* [PASSAGE SHOWN]

┄┄┄┄┄┄┄┄┄┄

Everywhere the signs of life, and death
By Miranda Weiss
April 14, 2016
It was a rainy weekend. The kind of weekend during which you sort through the junk in your basement and get rid of a dozen garbage bags of hand-me-down kid clothes that don’t fit anyone anymore. I dropped them off at the house of a friend who has two daughters younger than mine. Baby gear endlessly shuffles around town here.
Between squalls, my daughters and I managed to get out on bikes in the neighborhood. The not-quite-four-year-old is still getting the hang of backpedal brakes, which makes riding on streets with her terrifying. So we biked just one block over to a dead end road that is paved, unlike ours, and where friends live.
Worms had come out in the rain, leaving the streets a ribboned massacre. We found it fascinating at first—the density of them, the patterns of their coils. Then it became a sporty challenge to bike between their sodden bodies. Finally, the sight of them became revolting.
The first thing we noticed when we biked up to our friends’ house was their two-foot-long bearded dragon lizard sitting on the back of the couch looking out the living room window. Apparently it has the run of the place. The kids came out and joined us on their bikes and then the dad, Jason, did as well.
An old white dog lives in the house next to theirs. And by “lives in,” I guess I mean he lies under a tree in the yard. He’s got a tumor the size of a cantaloupe on one of his back legs and barely hobbles around holding that leg in the air. The other back leg looks like it’s starting to go too. Spanky is a gentle dog, and the kids came up to him where he lay under the tree and loved him ungently. He didn’t seem to mind.
No one was home. Like quite a few places around here, assorted vehicles were parked out front in various stages of decomposition. Jason has been keeping his eye on the dog over these past months. “It’s time for him to be put down,” he said. “Look how much pain he’s in.” A neighbor from across the street walked over as we were talking. She carried a metal bowl of dog food—bacon flavored. As soon as Spanky saw her, he hobbled over to meet her, wagging his tail.

┄┄┄┄┄┄┄┄┄┄

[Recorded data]
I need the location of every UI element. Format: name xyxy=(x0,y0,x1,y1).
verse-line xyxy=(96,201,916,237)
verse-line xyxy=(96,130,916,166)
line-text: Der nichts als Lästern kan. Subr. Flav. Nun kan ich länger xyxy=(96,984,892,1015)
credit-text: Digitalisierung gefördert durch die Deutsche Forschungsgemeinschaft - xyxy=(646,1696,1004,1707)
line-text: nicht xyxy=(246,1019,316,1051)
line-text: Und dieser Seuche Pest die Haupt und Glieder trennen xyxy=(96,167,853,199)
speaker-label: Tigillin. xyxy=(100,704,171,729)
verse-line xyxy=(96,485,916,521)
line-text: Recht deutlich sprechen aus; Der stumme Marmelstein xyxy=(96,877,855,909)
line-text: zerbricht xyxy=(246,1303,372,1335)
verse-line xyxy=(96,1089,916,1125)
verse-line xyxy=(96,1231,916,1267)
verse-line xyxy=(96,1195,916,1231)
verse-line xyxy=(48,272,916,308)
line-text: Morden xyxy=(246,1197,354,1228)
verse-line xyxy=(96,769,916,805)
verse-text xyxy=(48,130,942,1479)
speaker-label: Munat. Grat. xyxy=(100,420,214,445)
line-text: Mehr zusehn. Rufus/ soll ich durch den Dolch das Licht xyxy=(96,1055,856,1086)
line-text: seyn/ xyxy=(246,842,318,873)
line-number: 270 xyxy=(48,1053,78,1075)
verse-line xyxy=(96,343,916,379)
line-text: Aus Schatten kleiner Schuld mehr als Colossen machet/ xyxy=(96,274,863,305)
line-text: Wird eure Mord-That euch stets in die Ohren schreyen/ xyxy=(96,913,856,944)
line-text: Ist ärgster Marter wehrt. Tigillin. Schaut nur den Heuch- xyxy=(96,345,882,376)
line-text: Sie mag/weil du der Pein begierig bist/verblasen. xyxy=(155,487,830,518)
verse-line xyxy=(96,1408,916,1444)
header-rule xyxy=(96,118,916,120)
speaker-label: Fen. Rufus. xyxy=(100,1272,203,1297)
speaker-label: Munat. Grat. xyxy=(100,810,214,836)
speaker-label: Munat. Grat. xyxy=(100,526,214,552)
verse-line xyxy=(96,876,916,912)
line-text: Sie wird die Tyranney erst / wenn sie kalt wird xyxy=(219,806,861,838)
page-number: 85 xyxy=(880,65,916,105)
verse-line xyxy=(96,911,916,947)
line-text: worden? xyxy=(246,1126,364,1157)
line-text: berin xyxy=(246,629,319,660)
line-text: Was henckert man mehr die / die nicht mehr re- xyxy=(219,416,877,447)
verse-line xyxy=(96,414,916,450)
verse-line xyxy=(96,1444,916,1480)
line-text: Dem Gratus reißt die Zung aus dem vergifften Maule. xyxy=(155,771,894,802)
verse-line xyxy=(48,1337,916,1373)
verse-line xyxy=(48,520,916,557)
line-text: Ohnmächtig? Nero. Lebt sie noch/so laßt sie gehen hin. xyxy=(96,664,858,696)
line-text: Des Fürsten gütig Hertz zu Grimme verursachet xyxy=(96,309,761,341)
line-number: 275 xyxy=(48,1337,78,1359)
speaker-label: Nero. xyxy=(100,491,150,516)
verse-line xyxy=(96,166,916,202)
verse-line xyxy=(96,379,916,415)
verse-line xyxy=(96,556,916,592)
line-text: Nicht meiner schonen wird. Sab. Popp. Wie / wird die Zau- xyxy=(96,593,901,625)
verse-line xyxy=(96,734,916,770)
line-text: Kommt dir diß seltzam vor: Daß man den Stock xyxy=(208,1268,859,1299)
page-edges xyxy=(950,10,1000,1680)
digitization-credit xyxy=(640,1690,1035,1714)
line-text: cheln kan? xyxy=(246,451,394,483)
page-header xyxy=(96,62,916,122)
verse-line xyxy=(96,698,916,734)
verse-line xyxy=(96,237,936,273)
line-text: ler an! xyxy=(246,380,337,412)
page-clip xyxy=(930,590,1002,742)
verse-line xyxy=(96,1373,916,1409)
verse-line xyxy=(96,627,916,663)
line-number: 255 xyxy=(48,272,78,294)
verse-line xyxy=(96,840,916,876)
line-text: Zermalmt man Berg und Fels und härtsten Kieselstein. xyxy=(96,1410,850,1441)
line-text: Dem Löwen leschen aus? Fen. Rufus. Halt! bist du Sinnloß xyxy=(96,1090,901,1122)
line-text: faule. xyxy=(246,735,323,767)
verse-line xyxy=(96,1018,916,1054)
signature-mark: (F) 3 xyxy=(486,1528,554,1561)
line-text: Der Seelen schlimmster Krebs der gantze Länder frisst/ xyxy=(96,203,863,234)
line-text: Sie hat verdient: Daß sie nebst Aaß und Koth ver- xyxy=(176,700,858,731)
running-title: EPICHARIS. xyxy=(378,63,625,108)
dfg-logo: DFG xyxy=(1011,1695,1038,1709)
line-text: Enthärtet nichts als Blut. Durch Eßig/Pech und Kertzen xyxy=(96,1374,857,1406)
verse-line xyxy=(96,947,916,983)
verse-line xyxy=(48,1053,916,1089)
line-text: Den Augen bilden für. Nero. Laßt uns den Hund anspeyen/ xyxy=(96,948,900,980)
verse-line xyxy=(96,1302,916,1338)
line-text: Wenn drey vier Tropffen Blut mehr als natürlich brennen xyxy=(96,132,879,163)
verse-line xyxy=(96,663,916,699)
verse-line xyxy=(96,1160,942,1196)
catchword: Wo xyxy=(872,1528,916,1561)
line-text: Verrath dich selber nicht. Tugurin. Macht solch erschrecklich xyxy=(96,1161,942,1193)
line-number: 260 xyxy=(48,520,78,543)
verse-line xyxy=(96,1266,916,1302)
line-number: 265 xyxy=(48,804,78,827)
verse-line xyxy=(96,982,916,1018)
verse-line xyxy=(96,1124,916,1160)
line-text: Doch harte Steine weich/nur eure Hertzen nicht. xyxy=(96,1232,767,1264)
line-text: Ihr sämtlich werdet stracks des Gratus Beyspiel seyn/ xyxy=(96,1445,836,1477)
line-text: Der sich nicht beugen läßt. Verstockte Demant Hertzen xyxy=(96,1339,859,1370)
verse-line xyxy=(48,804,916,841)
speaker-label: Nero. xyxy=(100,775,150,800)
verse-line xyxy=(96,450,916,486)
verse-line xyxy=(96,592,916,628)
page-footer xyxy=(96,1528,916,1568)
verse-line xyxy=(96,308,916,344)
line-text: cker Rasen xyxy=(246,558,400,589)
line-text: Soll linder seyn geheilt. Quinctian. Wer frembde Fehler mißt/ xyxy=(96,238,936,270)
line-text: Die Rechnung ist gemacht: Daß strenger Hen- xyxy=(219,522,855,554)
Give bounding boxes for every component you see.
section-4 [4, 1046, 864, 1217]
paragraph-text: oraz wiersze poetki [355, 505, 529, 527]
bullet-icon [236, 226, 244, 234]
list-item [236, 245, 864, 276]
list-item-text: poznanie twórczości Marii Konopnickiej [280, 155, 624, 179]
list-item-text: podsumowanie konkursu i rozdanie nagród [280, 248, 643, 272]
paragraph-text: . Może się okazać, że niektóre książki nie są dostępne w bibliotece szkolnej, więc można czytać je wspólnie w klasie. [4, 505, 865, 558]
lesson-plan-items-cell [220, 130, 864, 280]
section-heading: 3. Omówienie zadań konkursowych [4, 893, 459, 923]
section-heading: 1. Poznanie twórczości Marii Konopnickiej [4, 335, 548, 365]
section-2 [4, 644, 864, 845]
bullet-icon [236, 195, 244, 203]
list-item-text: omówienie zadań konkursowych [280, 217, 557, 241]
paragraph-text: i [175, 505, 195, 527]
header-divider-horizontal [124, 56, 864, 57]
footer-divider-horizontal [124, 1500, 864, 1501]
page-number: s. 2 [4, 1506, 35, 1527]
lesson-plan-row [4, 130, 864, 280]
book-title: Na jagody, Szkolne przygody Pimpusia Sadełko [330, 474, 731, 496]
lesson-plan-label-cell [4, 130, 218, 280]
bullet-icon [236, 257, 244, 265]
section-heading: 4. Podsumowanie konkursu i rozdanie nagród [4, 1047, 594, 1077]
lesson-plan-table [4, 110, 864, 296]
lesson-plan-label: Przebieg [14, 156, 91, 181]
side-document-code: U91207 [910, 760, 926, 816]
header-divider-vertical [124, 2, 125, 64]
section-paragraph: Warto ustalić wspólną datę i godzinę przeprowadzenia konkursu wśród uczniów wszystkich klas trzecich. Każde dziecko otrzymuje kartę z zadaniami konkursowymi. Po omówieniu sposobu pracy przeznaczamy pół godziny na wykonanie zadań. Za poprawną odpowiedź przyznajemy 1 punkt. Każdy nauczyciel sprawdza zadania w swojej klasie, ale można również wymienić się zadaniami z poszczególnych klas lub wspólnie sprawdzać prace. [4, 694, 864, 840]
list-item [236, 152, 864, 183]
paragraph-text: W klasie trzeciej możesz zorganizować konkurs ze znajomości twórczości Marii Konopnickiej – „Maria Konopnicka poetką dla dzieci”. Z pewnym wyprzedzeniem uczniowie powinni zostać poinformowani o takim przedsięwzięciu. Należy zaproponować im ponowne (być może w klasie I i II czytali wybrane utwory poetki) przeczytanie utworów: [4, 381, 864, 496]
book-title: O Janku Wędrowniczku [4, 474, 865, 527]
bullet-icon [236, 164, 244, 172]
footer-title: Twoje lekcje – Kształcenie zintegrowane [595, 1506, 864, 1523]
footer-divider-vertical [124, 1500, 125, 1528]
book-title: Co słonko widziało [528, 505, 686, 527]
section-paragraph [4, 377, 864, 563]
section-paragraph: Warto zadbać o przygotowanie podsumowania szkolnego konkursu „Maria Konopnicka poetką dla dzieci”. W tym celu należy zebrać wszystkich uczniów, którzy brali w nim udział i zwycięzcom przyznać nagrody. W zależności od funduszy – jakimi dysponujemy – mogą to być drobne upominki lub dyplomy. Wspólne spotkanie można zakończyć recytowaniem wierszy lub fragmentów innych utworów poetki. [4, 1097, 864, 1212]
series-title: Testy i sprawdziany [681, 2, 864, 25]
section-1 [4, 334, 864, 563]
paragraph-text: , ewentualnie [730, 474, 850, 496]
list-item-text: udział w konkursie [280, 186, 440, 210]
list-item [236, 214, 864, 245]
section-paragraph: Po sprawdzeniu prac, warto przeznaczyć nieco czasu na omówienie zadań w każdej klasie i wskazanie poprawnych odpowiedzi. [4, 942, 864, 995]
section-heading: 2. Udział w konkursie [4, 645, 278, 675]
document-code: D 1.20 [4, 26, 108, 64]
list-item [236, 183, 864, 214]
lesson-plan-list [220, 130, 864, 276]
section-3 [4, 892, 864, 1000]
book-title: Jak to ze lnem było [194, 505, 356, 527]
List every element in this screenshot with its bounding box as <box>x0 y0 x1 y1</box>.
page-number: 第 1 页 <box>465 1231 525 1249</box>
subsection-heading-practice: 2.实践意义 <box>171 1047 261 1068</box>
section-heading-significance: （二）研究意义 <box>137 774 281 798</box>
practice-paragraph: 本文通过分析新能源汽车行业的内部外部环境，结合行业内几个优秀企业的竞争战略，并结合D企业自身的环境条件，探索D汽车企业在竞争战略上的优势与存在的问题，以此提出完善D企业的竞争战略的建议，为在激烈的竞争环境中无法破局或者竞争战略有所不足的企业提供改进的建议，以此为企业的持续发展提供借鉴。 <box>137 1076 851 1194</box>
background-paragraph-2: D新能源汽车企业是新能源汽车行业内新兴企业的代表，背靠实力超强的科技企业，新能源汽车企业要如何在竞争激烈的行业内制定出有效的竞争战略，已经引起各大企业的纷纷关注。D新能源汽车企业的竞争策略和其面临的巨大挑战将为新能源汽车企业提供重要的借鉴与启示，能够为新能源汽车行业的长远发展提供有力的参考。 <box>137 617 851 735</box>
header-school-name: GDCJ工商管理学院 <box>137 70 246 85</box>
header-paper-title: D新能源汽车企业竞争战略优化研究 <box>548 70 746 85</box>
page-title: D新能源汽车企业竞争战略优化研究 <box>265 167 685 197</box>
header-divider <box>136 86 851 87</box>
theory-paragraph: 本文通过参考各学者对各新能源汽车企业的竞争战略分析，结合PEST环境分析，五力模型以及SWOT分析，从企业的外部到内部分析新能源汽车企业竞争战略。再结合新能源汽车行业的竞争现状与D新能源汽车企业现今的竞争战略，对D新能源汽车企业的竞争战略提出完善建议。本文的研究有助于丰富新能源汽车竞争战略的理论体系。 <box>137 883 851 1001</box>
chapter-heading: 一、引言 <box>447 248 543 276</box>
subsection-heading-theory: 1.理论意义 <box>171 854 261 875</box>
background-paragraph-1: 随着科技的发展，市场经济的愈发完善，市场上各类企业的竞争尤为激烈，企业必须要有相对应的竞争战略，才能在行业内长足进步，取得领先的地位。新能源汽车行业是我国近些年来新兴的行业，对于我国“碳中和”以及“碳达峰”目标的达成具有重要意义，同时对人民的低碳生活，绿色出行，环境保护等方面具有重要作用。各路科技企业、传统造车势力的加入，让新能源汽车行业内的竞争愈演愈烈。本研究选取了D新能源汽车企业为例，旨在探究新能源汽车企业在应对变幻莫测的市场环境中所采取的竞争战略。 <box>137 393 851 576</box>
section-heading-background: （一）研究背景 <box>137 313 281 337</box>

┄┄┄┄┄┄┄┄┄┄

* [TASK DETAILS] Please continue the essay about the rainy weekend and the old dog Spanky, picking up right after the neighbor brings over the bowl of food. These entries were taken from a separate source and have no connection to the essay.

* [ANSWER TO THIS EXERCISE]
Jason and the neighbor chatted for a while. They both think it’s time for the dog to go, but it seems the owner hasn’t moved on the issue. Jason said the owner talks about dispatching the dog sometime when he’s out fishing on his boat. “I hope he does it with a gun first,” the neighbor said.
“Yeah, but it’s not always quick with a gun,” Jason said. “I know a guy who shot his dog in the head and then afterwards, the dog licked his hand.”
The neighbor then walked off to make sure Spanky’s water bowl was full. “Look,” she said, carrying the bowl, which was full of rain, down the driveway. Inside was a knot of dead worms the size of a baseball and a floating mouse. She dumped it into the ditch at the edge of the yard and then filled the bowl up from a tap on the side of the owner’s house. She carried the water to where Spanky stood in the yard and held it at the level of his head. He refused and then stumbled over to the ditch to take a few sips.
“Stubborn old guy,” the neighbor chuckled.
She mentioned that somebody else on the block had offered to pay for euthanasia. Dots, the local vet, would come to the house. “She’d do it right there under his tree,” Jason said. “He’d just fall asleep and never feel a thing.”
The kids had biked off, exploring a trail on an undeveloped parcel at the end of the road, looking for other signs, no doubt, of life and death.
Miranda Weiss is the author of Tide, Feather, Snow: A Life in Alaska. She is a science and nature writer in Homer, Alaska.